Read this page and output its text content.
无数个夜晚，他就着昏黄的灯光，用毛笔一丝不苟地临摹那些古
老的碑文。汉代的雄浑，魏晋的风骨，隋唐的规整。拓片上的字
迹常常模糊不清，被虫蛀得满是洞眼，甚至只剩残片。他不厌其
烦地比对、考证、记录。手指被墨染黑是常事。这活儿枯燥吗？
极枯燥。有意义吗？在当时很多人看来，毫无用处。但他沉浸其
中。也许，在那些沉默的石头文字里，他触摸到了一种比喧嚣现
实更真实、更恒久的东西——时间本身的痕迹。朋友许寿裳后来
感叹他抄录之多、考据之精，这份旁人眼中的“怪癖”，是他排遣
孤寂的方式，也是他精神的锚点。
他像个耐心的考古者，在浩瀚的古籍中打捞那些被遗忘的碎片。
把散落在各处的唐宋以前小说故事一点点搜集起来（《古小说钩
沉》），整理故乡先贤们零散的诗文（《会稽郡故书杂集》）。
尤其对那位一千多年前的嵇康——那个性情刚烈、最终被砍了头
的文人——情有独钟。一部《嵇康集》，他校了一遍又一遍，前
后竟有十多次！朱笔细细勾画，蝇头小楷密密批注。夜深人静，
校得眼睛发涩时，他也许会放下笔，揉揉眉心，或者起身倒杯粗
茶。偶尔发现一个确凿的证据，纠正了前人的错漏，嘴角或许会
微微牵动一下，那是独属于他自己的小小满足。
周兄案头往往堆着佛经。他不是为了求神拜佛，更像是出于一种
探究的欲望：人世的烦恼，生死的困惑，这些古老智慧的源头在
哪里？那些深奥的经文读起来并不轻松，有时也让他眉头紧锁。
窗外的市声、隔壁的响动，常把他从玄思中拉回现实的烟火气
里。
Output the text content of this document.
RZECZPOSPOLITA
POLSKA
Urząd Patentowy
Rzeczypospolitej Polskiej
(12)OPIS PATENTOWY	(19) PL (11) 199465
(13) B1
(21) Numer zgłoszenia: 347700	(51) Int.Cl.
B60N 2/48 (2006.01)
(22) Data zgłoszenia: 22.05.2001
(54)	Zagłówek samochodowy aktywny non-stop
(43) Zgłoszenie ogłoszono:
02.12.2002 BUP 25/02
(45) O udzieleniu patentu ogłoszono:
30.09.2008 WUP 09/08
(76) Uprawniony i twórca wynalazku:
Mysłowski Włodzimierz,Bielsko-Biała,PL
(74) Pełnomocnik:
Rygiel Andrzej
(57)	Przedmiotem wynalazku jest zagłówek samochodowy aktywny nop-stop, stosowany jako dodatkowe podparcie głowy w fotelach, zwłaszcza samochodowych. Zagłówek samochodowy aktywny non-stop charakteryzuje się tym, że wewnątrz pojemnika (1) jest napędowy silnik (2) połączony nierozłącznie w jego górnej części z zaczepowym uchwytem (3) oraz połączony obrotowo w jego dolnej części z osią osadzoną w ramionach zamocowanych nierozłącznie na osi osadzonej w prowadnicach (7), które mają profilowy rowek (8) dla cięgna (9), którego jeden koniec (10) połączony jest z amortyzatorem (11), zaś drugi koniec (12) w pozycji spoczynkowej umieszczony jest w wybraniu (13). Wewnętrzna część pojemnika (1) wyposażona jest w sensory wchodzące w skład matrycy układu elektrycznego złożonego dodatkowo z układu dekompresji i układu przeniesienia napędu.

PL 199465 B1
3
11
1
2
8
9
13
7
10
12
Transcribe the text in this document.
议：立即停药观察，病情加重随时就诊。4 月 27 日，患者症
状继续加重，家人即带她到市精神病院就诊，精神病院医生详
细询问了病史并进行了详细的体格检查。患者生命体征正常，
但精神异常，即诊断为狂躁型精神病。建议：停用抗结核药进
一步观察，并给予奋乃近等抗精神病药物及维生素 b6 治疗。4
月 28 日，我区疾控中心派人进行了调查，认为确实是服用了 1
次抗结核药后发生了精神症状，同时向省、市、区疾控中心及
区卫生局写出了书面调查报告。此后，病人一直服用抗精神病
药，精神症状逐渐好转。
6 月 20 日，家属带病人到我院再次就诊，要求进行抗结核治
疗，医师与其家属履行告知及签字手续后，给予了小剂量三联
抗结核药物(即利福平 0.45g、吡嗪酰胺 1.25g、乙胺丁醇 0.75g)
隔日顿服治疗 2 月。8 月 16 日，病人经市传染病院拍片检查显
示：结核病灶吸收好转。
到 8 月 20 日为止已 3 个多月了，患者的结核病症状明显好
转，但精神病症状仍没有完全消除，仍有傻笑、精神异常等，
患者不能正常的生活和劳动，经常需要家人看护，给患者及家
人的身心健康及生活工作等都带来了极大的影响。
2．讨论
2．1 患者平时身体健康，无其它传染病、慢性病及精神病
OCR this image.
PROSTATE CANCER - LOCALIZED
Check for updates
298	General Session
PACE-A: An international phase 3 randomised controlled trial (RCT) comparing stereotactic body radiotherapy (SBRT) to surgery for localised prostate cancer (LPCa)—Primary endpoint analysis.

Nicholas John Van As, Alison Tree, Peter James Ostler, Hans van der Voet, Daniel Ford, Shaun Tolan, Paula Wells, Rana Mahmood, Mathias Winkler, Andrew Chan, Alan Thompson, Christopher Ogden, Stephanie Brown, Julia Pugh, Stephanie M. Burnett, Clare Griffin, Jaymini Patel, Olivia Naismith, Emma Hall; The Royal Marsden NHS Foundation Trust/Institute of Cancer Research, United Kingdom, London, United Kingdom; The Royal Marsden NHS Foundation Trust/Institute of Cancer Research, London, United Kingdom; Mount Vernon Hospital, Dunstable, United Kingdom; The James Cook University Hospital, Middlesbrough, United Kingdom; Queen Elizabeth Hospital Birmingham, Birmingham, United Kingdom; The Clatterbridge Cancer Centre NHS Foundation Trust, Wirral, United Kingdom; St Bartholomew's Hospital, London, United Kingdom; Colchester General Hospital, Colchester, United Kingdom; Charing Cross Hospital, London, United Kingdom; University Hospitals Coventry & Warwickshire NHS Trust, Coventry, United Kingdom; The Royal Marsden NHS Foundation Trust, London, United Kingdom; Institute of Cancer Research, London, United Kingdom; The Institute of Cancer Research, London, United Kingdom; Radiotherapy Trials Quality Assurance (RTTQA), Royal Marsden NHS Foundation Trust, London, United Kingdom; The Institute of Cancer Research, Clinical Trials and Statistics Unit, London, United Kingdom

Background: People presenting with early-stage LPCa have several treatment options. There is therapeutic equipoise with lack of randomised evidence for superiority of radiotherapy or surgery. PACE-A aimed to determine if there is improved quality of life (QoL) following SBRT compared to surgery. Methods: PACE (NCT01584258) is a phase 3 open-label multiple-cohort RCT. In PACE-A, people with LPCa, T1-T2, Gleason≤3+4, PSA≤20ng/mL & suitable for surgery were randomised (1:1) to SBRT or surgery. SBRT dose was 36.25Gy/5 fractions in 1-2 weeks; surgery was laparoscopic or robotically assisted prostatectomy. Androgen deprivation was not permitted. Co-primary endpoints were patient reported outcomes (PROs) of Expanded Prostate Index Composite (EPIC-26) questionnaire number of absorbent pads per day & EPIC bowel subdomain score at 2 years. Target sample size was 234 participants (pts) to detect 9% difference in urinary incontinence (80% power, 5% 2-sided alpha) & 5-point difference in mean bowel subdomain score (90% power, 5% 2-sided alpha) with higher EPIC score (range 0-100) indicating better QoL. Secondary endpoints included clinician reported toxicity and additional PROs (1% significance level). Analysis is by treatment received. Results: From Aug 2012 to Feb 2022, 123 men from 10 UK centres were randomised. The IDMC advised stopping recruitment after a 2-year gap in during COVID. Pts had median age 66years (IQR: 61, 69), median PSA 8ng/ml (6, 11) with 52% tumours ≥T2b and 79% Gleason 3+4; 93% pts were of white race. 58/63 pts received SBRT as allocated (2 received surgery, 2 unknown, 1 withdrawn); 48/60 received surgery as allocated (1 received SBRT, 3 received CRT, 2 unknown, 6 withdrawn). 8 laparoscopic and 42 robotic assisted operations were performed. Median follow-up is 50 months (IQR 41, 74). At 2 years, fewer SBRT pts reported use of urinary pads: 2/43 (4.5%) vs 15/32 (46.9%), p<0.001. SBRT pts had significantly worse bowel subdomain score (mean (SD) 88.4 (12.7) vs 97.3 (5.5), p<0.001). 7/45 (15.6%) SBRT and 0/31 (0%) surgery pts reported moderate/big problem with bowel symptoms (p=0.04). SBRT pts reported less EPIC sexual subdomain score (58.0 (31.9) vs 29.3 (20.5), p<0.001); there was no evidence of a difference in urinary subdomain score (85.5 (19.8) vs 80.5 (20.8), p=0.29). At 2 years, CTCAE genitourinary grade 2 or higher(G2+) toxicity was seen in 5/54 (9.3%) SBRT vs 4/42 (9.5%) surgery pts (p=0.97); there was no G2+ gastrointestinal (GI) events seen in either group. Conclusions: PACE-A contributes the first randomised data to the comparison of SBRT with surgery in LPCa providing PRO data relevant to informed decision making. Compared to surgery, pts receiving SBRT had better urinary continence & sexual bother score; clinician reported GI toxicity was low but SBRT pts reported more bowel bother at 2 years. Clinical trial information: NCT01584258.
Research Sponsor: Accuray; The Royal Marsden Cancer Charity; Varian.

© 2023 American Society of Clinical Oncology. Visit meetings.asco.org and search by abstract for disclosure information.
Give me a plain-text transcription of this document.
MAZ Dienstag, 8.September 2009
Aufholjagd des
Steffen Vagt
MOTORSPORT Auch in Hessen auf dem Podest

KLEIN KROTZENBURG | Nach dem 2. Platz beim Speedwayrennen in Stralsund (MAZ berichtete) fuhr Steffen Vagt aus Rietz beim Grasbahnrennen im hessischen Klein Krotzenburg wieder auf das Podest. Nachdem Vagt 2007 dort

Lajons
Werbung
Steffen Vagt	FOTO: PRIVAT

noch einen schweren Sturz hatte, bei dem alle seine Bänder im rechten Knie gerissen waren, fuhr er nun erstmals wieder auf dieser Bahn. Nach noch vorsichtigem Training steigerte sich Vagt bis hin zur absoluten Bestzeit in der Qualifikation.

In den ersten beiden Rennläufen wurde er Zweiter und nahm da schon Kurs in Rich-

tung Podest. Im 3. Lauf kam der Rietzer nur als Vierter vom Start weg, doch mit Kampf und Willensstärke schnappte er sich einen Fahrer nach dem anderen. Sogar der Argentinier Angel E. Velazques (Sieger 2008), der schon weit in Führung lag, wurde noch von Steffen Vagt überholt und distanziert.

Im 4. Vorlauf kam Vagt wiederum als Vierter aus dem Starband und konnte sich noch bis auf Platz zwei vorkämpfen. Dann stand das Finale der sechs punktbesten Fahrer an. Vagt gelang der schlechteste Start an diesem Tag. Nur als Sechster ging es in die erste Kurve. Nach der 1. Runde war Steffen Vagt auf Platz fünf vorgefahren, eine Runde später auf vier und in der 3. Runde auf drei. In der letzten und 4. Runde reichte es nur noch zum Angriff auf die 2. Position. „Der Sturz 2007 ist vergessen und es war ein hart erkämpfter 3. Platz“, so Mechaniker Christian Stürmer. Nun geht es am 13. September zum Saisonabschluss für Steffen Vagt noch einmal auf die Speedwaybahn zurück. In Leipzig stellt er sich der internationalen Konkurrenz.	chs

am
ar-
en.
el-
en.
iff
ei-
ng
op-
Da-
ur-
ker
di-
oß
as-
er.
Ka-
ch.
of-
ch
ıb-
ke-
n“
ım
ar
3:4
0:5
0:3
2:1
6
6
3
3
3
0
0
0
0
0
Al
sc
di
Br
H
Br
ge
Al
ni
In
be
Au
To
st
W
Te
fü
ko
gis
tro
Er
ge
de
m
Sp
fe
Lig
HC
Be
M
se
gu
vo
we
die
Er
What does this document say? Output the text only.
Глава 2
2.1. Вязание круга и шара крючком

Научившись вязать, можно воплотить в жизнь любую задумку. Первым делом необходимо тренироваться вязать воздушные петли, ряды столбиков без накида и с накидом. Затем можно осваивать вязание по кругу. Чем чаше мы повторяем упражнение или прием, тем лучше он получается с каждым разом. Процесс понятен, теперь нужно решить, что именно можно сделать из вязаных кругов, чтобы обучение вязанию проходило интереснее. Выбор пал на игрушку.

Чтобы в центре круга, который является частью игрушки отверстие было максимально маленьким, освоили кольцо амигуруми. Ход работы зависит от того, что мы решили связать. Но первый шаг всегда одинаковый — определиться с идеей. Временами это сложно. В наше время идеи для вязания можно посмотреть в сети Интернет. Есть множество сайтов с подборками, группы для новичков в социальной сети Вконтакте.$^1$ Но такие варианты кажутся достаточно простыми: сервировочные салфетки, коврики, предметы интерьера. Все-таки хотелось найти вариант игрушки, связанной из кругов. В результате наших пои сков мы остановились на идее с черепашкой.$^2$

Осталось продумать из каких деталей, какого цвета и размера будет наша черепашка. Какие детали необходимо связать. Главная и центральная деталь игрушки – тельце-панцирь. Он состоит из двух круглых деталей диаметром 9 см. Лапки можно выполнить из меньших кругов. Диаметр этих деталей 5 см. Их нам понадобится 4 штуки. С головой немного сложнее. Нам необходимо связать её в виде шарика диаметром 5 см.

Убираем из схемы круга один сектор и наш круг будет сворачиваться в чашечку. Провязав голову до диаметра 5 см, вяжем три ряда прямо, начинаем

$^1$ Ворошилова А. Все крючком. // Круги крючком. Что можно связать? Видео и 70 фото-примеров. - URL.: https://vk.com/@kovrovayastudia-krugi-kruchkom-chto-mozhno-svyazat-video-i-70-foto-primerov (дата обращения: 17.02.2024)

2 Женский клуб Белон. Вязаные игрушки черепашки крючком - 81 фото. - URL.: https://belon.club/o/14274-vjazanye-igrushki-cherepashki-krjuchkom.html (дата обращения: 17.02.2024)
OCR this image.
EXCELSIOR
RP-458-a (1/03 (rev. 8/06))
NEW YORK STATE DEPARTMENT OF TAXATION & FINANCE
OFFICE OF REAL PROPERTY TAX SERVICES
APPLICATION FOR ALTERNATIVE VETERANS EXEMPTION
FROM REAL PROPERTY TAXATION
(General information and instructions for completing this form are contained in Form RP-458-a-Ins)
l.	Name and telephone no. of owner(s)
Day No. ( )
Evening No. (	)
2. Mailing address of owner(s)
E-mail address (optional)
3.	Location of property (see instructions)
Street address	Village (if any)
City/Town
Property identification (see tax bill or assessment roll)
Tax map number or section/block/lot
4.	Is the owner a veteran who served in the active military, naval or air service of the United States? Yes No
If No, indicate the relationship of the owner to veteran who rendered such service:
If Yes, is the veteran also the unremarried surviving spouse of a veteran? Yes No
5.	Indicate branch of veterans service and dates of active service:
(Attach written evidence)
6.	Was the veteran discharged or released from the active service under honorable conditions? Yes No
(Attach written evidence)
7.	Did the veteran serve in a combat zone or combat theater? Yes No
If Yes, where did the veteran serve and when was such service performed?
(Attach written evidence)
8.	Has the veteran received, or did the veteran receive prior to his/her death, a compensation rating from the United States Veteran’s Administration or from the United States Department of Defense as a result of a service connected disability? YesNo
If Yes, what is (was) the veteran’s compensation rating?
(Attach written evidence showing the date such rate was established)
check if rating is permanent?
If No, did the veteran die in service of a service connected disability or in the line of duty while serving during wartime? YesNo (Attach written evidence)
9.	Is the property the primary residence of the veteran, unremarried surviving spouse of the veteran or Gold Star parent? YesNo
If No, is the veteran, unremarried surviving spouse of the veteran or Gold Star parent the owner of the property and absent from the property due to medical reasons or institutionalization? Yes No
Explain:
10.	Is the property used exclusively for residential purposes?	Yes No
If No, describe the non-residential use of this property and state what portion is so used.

______________________________

**Task goal:** Of the lines above, how many contain the string "content"? Only the number is required.

**Correct response:** 2